## PROBLEM TO WORK ON
In the data, extract each line that holds the string "ΛΟΙΠΕΣ".

══ RECORDS SHOWN

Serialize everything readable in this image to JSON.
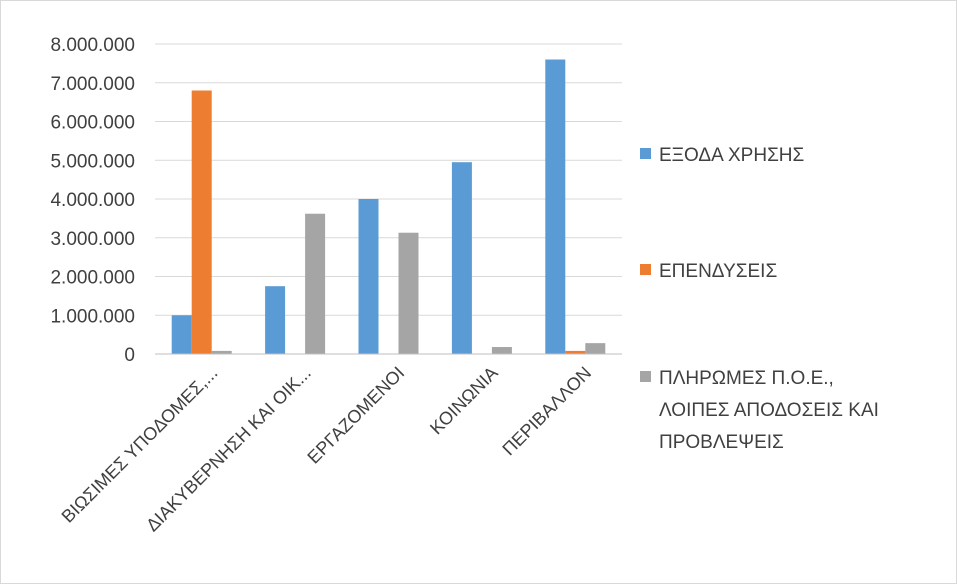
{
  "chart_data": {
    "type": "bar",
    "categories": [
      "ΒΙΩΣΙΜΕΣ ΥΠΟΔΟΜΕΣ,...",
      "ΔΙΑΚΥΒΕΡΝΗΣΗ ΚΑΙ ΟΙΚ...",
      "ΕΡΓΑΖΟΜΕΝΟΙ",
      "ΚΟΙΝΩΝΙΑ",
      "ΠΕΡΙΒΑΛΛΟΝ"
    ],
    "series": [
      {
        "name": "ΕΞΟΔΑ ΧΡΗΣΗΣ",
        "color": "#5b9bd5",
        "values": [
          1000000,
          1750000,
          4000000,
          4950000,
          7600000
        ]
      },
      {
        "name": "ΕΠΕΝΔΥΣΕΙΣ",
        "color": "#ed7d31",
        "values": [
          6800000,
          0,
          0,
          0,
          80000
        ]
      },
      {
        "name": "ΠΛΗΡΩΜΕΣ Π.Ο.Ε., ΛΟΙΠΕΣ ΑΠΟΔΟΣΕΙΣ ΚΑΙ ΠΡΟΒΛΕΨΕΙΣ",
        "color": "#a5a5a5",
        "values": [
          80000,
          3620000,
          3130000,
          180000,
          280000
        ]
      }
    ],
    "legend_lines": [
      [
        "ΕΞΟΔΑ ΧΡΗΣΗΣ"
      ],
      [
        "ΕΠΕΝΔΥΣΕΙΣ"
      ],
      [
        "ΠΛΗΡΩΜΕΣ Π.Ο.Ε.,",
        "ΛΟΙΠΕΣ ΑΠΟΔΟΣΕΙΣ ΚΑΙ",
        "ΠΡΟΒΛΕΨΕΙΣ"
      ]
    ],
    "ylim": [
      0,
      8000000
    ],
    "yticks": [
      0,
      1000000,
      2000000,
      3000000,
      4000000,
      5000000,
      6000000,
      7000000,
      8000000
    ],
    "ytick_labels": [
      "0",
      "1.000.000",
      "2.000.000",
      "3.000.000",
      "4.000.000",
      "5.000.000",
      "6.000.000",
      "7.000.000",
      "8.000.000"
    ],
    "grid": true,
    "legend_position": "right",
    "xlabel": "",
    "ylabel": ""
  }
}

════

## OUTPUT
        "name": "ΠΛΗΡΩΜΕΣ Π.Ο.Ε., ΛΟΙΠΕΣ ΑΠΟΔΟΣΕΙΣ ΚΑΙ ΠΡΟΒΛΕΨΕΙΣ",
        "ΛΟΙΠΕΣ ΑΠΟΔΟΣΕΙΣ ΚΑΙ",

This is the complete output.